SHORT TASK
The records that follow must be repeated verbatim, every one of them.

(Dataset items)
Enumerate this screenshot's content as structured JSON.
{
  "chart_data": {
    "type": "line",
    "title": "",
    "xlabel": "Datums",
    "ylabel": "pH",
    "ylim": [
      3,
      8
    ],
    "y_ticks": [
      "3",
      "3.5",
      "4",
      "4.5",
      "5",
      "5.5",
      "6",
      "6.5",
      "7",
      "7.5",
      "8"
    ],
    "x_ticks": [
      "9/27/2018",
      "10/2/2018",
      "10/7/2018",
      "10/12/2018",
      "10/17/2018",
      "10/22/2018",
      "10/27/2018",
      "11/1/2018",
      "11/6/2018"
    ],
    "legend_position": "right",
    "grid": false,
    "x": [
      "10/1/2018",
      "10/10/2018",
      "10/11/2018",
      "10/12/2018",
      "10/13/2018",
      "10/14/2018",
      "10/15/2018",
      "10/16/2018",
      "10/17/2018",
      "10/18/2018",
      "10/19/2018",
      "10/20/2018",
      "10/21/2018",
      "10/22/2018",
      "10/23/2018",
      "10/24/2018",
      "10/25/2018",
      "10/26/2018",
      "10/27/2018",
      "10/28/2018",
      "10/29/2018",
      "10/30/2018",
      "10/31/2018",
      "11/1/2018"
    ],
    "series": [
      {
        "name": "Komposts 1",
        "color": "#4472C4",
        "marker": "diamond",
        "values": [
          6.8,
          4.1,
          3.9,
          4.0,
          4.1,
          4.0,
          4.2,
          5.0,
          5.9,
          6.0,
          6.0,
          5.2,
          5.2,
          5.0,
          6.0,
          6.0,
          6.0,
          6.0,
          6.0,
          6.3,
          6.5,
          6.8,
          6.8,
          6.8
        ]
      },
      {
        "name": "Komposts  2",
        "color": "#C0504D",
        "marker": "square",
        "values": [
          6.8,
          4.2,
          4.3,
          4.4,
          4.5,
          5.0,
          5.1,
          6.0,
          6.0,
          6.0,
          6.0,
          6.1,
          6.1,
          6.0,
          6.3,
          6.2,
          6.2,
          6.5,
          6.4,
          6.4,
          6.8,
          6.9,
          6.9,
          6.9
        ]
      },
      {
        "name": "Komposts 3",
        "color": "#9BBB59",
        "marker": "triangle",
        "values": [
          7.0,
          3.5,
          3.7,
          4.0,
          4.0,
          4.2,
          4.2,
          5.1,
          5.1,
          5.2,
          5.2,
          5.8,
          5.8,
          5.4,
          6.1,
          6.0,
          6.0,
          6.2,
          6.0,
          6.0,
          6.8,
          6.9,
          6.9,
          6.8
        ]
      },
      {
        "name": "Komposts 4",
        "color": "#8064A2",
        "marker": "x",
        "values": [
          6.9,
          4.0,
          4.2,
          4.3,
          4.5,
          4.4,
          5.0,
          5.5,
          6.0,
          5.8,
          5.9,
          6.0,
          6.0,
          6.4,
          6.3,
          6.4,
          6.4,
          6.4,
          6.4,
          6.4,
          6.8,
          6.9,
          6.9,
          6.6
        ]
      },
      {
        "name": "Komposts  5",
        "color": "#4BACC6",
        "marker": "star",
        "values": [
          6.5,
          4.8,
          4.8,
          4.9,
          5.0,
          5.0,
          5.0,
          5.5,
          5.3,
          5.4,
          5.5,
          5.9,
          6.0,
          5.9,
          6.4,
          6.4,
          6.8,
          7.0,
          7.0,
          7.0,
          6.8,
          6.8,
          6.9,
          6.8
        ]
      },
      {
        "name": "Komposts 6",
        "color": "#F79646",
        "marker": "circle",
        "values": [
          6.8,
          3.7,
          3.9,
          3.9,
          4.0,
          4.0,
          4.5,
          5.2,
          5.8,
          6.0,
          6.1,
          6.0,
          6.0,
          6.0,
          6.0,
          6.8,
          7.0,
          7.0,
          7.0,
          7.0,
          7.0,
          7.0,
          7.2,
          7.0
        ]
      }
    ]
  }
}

ANSWER TO THE PROBLEM
Enumerate this screenshot's content as structured JSON.
{
  "chart_data": {
    "type": "line",
    "title": "",
    "xlabel": "Datums",
    "ylabel": "pH",
    "ylim": [
      3,
      8
    ],
    "y_ticks": [
      "3",
      "3.5",
      "4",
      "4.5",
      "5",
      "5.5",
      "6",
      "6.5",
      "7",
      "7.5",
      "8"
    ],
    "x_ticks": [
      "9/27/2018",
      "10/2/2018",
      "10/7/2018",
      "10/12/2018",
      "10/17/2018",
      "10/22/2018",
      "10/27/2018",
      "11/1/2018",
      "11/6/2018"
    ],
    "legend_position": "right",
    "grid": false,
    "x": [
      "10/1/2018",
      "10/10/2018",
      "10/11/2018",
      "10/12/2018",
      "10/13/2018",
      "10/14/2018",
      "10/15/2018",
      "10/16/2018",
      "10/17/2018",
      "10/18/2018",
      "10/19/2018",
      "10/20/2018",
      "10/21/2018",
      "10/22/2018",
      "10/23/2018",
      "10/24/2018",
      "10/25/2018",
      "10/26/2018",
      "10/27/2018",
      "10/28/2018",
      "10/29/2018",
      "10/30/2018",
      "10/31/2018",
      "11/1/2018"
    ],
    "series": [
      {
        "name": "Komposts 1",
        "color": "#4472C4",
        "marker": "diamond",
        "values": [
          6.8,
          4.1,
          3.9,
          4.0,
          4.1,
          4.0,
          4.2,
          5.0,
          5.9,
          6.0,
          6.0,
          5.2,
          5.2,
          5.0,
          6.0,
          6.0,
          6.0,
          6.0,
          6.0,
          6.3,
          6.5,
          6.8,
          6.8,
          6.8
        ]
      },
      {
        "name": "Komposts  2",
        "color": "#C0504D",
        "marker": "square",
        "values": [
          6.8,
          4.2,
          4.3,
          4.4,
          4.5,
          5.0,
          5.1,
          6.0,
          6.0,
          6.0,
          6.0,
          6.1,
          6.1,
          6.0,
          6.3,
          6.2,
          6.2,
          6.5,
          6.4,
          6.4,
          6.8,
          6.9,
          6.9,
          6.9
        ]
      },
      {
        "name": "Komposts 3",
        "color": "#9BBB59",
        "marker": "triangle",
        "values": [
          7.0,
          3.5,
          3.7,
          4.0,
          4.0,
          4.2,
          4.2,
          5.1,
          5.1,
          5.2,
          5.2,
          5.8,
          5.8,
          5.4,
          6.1,
          6.0,
          6.0,
          6.2,
          6.0,
          6.0,
          6.8,
          6.9,
          6.9,
          6.8
        ]
      },
      {
        "name": "Komposts 4",
        "color": "#8064A2",
        "marker": "x",
        "values": [
          6.9,
          4.0,
          4.2,
          4.3,
          4.5,
          4.4,
          5.0,
          5.5,
          6.0,
          5.8,
          5.9,
          6.0,
          6.0,
          6.4,
          6.3,
          6.4,
          6.4,
          6.4,
          6.4,
          6.4,
          6.8,
          6.9,
          6.9,
          6.6
        ]
      },
      {
        "name": "Komposts  5",
        "color": "#4BACC6",
        "marker": "star",
        "values": [
          6.5,
          4.8,
          4.8,
          4.9,
          5.0,
          5.0,
          5.0,
          5.5,
          5.3,
          5.4,
          5.5,
          5.9,
          6.0,
          5.9,
          6.4,
          6.4,
          6.8,
          7.0,
          7.0,
          7.0,
          6.8,
          6.8,
          6.9,
          6.8
        ]
      },
      {
        "name": "Komposts 6",
        "color": "#F79646",
        "marker": "circle",
        "values": [
          6.8,
          3.7,
          3.9,
          3.9,
          4.0,
          4.0,
          4.5,
          5.2,
          5.8,
          6.0,
          6.1,
          6.0,
          6.0,
          6.0,
          6.0,
          6.8,
          7.0,
          7.0,
          7.0,
          7.0,
          7.0,
          7.0,
          7.2,
          7.0
        ]
      }
    ]
  }
}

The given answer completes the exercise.